*DIRECTIONS FOR THIS TASK*: In the following material, identify every line holding the string "JSON" and return it.

*INFORMATION SHOWN*:
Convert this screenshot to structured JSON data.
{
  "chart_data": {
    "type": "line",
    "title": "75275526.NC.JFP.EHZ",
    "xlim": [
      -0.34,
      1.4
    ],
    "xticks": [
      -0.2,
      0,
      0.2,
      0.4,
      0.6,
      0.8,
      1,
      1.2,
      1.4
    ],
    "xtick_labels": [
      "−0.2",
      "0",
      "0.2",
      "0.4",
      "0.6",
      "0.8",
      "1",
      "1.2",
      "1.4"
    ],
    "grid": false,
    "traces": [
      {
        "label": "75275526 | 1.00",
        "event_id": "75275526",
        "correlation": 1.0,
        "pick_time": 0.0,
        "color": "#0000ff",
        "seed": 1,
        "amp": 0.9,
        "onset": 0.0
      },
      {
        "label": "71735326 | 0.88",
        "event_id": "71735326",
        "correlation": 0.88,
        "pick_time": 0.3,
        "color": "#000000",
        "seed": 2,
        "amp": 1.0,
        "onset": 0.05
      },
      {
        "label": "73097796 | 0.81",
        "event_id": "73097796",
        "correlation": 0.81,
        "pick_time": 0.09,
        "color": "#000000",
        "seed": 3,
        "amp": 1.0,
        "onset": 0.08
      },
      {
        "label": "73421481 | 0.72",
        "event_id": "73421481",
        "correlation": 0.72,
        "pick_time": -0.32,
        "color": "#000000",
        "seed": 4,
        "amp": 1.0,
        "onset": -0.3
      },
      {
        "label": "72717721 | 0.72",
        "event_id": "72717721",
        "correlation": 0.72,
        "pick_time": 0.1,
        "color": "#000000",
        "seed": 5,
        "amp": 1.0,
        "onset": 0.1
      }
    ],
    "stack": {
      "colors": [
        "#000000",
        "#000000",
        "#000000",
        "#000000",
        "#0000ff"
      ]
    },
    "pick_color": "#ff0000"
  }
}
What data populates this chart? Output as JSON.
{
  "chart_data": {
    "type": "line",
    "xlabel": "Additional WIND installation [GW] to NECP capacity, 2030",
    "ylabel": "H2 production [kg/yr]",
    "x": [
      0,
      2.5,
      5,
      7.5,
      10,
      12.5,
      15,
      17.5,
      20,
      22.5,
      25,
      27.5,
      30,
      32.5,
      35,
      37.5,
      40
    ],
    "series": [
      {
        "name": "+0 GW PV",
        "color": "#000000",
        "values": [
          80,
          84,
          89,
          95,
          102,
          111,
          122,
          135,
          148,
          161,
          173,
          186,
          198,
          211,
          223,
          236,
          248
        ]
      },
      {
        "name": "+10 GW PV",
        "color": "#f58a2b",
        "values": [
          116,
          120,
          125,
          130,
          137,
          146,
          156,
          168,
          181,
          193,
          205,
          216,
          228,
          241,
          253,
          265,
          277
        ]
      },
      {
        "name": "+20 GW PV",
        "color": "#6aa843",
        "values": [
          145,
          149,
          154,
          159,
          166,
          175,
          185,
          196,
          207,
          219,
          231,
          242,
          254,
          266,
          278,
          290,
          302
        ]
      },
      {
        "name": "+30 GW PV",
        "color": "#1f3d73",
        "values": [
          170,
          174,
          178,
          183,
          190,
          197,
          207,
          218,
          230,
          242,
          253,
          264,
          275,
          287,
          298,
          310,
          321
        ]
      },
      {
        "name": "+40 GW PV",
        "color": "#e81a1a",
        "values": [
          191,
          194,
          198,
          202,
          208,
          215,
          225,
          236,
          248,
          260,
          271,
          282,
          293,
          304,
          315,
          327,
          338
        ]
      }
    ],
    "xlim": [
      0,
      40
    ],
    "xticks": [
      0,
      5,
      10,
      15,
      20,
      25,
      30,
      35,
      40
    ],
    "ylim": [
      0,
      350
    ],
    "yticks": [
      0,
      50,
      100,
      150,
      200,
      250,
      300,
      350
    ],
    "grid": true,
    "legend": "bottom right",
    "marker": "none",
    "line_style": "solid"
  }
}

--

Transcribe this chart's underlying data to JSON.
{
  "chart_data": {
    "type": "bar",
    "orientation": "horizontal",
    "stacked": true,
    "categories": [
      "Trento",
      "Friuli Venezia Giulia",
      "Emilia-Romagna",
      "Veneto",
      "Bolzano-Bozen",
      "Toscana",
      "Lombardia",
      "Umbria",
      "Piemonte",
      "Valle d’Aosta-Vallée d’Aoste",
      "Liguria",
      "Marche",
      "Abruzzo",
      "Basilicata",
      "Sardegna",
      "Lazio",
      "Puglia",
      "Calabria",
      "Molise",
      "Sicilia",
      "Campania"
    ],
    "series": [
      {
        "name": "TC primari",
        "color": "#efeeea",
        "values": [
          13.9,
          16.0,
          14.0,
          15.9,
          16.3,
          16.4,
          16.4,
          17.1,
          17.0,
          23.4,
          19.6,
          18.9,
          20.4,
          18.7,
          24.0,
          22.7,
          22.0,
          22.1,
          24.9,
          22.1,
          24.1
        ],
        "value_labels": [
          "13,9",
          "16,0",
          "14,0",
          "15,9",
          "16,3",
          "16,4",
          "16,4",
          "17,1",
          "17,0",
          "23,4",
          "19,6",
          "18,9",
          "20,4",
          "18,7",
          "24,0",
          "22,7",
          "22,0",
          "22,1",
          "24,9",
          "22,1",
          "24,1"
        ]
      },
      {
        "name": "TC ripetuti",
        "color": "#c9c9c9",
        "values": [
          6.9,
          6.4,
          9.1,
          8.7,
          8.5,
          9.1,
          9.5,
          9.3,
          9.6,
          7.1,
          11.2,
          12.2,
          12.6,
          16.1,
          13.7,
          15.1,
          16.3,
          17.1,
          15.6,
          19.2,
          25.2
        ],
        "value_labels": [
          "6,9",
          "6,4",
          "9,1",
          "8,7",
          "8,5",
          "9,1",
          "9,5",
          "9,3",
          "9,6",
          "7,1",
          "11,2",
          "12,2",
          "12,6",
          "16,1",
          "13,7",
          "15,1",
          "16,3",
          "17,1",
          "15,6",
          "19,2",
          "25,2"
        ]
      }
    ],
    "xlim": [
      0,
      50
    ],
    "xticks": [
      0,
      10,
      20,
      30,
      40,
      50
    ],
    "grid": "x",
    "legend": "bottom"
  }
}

*FULL OUTPUT*:
Convert this screenshot to structured JSON data.
What data populates this chart? Output as JSON.
Transcribe this chart's underlying data to JSON.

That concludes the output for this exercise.